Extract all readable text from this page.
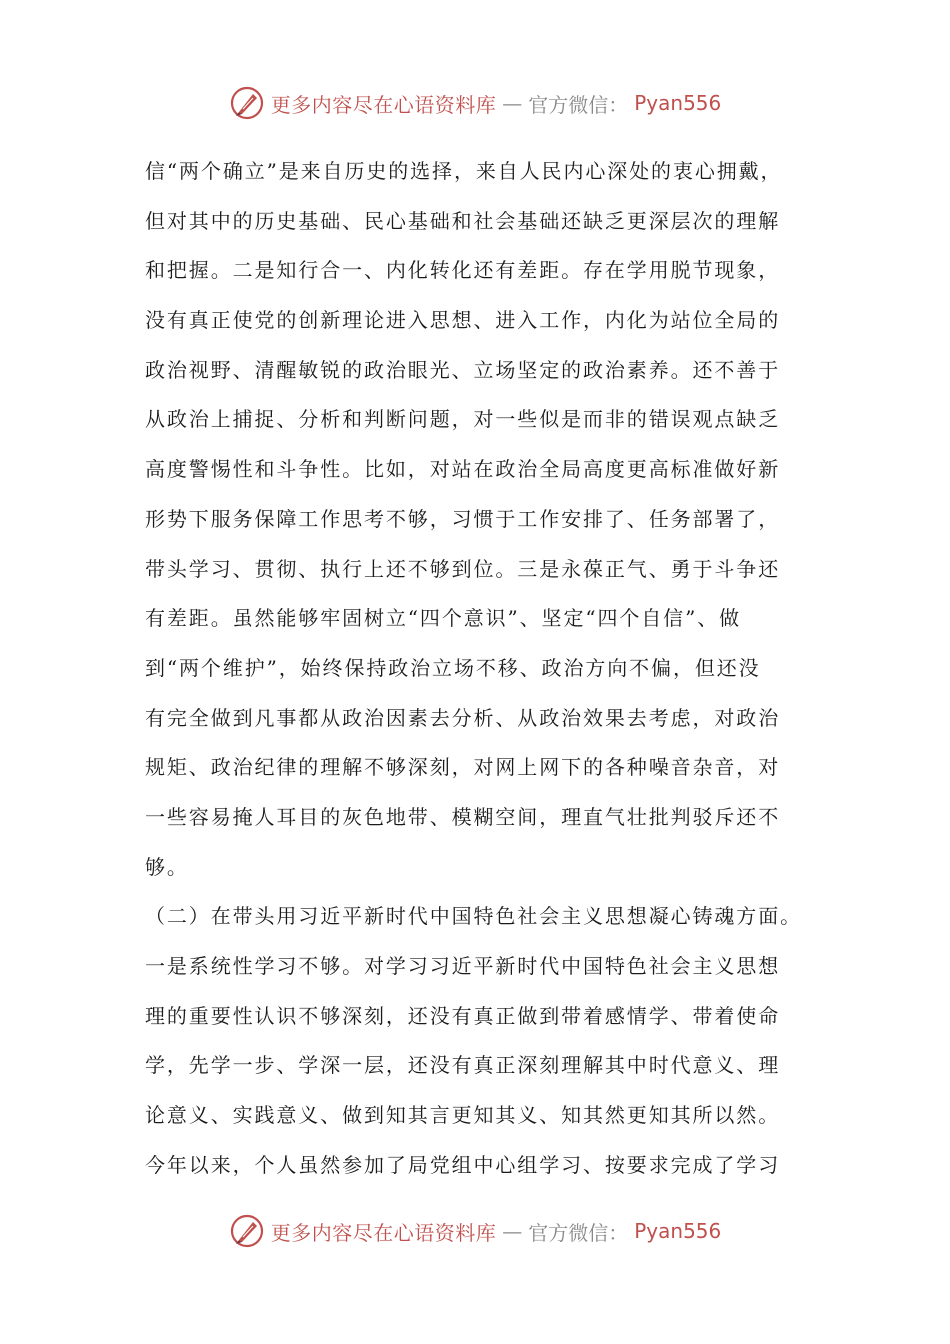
更多内容尽在心语资料库 — 官方微信： Pyan556
信“两个确立”是来自历史的选择，来自人民内心深处的衷心拥戴，
但对其中的历史基础、民心基础和社会基础还缺乏更深层次的理解
和把握。二是知行合一、内化转化还有差距。存在学用脱节现象，
没有真正使党的创新理论进入思想、进入工作，内化为站位全局的
政治视野、清醒敏锐的政治眼光、立场坚定的政治素养。还不善于
从政治上捕捉、分析和判断问题，对一些似是而非的错误观点缺乏
高度警惕性和斗争性。比如，对站在政治全局高度更高标准做好新
形势下服务保障工作思考不够，习惯于工作安排了、任务部署了，
带头学习、贯彻、执行上还不够到位。三是永葆正气、勇于斗争还
有差距。虽然能够牢固树立“四个意识”、坚定“四个自信”、做
到“两个维护”，始终保持政治立场不移、政治方向不偏，但还没
有完全做到凡事都从政治因素去分析、从政治效果去考虑，对政治
规矩、政治纪律的理解不够深刻，对网上网下的各种噪音杂音，对
一些容易掩人耳目的灰色地带、模糊空间，理直气壮批判驳斥还不
够。
（二）在带头用习近平新时代中国特色社会主义思想凝心铸魂方面。
一是系统性学习不够。对学习习近平新时代中国特色社会主义思想
理的重要性认识不够深刻，还没有真正做到带着感情学、带着使命
学，先学一步、学深一层，还没有真正深刻理解其中时代意义、理
论意义、实践意义、做到知其言更知其义、知其然更知其所以然。
今年以来，个人虽然参加了局党组中心组学习、按要求完成了学习
更多内容尽在心语资料库 — 官方微信： Pyan556
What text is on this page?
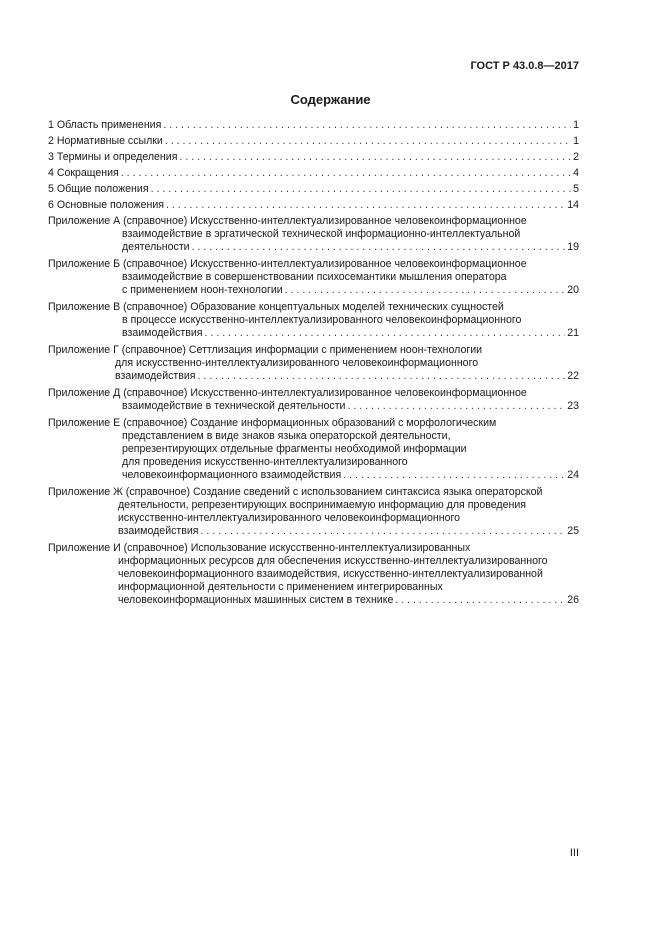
ГОСТ Р 43.0.8—2017
Содержание
1 Область применения . . .	1
2 Нормативные ссылки . . .	1
3 Термины и определения . . .	2
4 Сокращения . . .	4
5 Общие положения . . .	5
6 Основные положения . . .	14
Приложение А (справочное) Искусственно-интеллектуализированное человекоинформационное
взаимодействие в эргатической технической информационно-интеллектуальной
деятельности . . .	19
Приложение Б (справочное) Искусственно-интеллектуализированное человекоинформационное
взаимодействие в совершенствовании психосемантики мышления оператора
с применением ноон-технологии . . .	20
Приложение В (справочное) Образование концептуальных моделей технических сущностей
в процессе искусственно-интеллектуализированного человекоинформационного
взаимодействия . . .	21
Приложение Г (справочное) Сеттлизация информации с применением ноон-технологии
для искусственно-интеллектуализированного человекоинформационного
взаимодействия . . .	22
Приложение Д (справочное) Искусственно-интеллектуализированное человекоинформационное
взаимодействие в технической деятельности . . .	23
Приложение Е (справочное) Создание информационных образований с морфологическим
представлением в виде знаков языка операторской деятельности,
репрезентирующих отдельные фрагменты необходимой информации
для проведения искусственно-интеллектуализированного
человекоинформационного взаимодействия . . .	24
Приложение Ж (справочное) Создание сведений с использованием синтаксиса языка операторской
деятельности, репрезентирующих воспринимаемую информацию для проведения
искусственно-интеллектуализированного человекоинформационного
взаимодействия . . .	25
Приложение И (справочное) Использование искусственно-интеллектуализированных
информационных ресурсов для обеспечения искусственно-интеллектуализированного
человекоинформационного взаимодействия, искусственно-интеллектуализированной
информационной деятельности с применением интегрированных
человекоинформационных машинных систем в технике . . .	26
III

+ + +

- [WHAT TO DO]: Find each line that has the word "человекоинформационное", then copy it out.

- [EXERCISE RESPONSE]:
Приложение А (справочное) Искусственно-интеллектуализированное человекоинформационное
Приложение Б (справочное) Искусственно-интеллектуализированное человекоинформационное
Приложение Д (справочное) Искусственно-интеллектуализированное человекоинформационное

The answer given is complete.